• WRITTEN TASK
Below are some records; reproduce every one of them exactly.

• DATA LINES
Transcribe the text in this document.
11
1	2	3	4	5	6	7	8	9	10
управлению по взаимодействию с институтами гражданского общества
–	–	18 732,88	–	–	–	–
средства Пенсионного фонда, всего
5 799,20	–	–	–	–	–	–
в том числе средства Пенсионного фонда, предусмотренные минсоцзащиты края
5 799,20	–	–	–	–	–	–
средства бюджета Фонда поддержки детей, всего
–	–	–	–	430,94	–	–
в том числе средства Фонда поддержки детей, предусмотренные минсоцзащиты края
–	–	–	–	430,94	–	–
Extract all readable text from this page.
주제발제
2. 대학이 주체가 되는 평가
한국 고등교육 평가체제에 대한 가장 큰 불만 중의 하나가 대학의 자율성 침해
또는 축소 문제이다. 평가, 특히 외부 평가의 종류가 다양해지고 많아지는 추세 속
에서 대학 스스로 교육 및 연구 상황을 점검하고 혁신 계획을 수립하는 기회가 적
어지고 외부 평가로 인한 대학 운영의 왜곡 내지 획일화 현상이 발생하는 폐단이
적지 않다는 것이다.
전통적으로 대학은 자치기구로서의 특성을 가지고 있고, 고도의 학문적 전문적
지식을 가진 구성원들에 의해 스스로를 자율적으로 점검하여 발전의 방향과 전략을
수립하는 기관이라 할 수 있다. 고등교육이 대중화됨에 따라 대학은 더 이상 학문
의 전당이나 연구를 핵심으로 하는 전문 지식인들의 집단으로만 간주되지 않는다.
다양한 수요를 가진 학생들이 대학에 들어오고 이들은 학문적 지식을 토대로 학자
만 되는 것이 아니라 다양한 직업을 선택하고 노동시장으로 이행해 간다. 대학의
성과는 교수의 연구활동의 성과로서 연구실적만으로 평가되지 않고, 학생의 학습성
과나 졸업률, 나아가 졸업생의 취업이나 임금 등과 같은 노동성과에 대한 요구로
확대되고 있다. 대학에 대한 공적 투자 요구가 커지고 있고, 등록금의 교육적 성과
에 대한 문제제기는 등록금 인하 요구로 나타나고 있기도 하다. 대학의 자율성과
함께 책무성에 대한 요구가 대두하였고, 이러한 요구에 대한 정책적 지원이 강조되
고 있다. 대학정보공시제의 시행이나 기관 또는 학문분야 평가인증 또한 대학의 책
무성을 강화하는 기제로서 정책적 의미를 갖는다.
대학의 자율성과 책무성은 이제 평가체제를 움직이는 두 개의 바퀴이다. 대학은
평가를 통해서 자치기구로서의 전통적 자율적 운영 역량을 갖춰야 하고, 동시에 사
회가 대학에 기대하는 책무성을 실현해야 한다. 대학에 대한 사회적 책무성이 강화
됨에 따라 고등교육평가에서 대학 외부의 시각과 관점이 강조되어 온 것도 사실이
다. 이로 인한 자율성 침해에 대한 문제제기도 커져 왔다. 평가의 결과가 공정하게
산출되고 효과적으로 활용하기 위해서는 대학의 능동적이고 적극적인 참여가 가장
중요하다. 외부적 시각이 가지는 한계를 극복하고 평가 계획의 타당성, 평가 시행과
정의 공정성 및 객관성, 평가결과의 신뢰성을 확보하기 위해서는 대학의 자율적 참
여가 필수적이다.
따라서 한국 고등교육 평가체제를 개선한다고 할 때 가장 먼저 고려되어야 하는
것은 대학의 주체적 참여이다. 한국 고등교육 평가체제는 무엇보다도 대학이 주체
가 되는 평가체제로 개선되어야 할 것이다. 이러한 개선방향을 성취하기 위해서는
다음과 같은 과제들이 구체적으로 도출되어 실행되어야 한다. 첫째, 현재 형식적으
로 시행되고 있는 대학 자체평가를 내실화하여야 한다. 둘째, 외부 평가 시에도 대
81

• RESPONSE TO THE TASK
Transcribe the text in this document.
11
1	2	3	4	5	6	7	8	9	10
управлению по взаимодействию с институтами гражданского общества
–	–	18 732,88	–	–	–	–
средства Пенсионного фонда, всего
5 799,20	–	–	–	–	–	–
в том числе средства Пенсионного фонда, предусмотренные минсоцзащиты края
5 799,20	–	–	–	–	–	–
средства бюджета Фонда поддержки детей, всего
–	–	–	–	430,94	–	–
в том числе средства Фонда поддержки детей, предусмотренные минсоцзащиты края
–	–	–	–	430,94	–	–
Extract all readable text from this page.
주제발제
2. 대학이 주체가 되는 평가
한국 고등교육 평가체제에 대한 가장 큰 불만 중의 하나가 대학의 자율성 침해
또는 축소 문제이다. 평가, 특히 외부 평가의 종류가 다양해지고 많아지는 추세 속
에서 대학 스스로 교육 및 연구 상황을 점검하고 혁신 계획을 수립하는 기회가 적
어지고 외부 평가로 인한 대학 운영의 왜곡 내지 획일화 현상이 발생하는 폐단이
적지 않다는 것이다.
전통적으로 대학은 자치기구로서의 특성을 가지고 있고, 고도의 학문적 전문적
지식을 가진 구성원들에 의해 스스로를 자율적으로 점검하여 발전의 방향과 전략을
수립하는 기관이라 할 수 있다. 고등교육이 대중화됨에 따라 대학은 더 이상 학문
의 전당이나 연구를 핵심으로 하는 전문 지식인들의 집단으로만 간주되지 않는다.
다양한 수요를 가진 학생들이 대학에 들어오고 이들은 학문적 지식을 토대로 학자
만 되는 것이 아니라 다양한 직업을 선택하고 노동시장으로 이행해 간다. 대학의
성과는 교수의 연구활동의 성과로서 연구실적만으로 평가되지 않고, 학생의 학습성
과나 졸업률, 나아가 졸업생의 취업이나 임금 등과 같은 노동성과에 대한 요구로
확대되고 있다. 대학에 대한 공적 투자 요구가 커지고 있고, 등록금의 교육적 성과
에 대한 문제제기는 등록금 인하 요구로 나타나고 있기도 하다. 대학의 자율성과
함께 책무성에 대한 요구가 대두하였고, 이러한 요구에 대한 정책적 지원이 강조되
고 있다. 대학정보공시제의 시행이나 기관 또는 학문분야 평가인증 또한 대학의 책
무성을 강화하는 기제로서 정책적 의미를 갖는다.
대학의 자율성과 책무성은 이제 평가체제를 움직이는 두 개의 바퀴이다. 대학은
평가를 통해서 자치기구로서의 전통적 자율적 운영 역량을 갖춰야 하고, 동시에 사
회가 대학에 기대하는 책무성을 실현해야 한다. 대학에 대한 사회적 책무성이 강화
됨에 따라 고등교육평가에서 대학 외부의 시각과 관점이 강조되어 온 것도 사실이
다. 이로 인한 자율성 침해에 대한 문제제기도 커져 왔다. 평가의 결과가 공정하게
산출되고 효과적으로 활용하기 위해서는 대학의 능동적이고 적극적인 참여가 가장
중요하다. 외부적 시각이 가지는 한계를 극복하고 평가 계획의 타당성, 평가 시행과
정의 공정성 및 객관성, 평가결과의 신뢰성을 확보하기 위해서는 대학의 자율적 참
여가 필수적이다.
따라서 한국 고등교육 평가체제를 개선한다고 할 때 가장 먼저 고려되어야 하는
것은 대학의 주체적 참여이다. 한국 고등교육 평가체제는 무엇보다도 대학이 주체
가 되는 평가체제로 개선되어야 할 것이다. 이러한 개선방향을 성취하기 위해서는
다음과 같은 과제들이 구체적으로 도출되어 실행되어야 한다. 첫째, 현재 형식적으
로 시행되고 있는 대학 자체평가를 내실화하여야 한다. 둘째, 외부 평가 시에도 대
81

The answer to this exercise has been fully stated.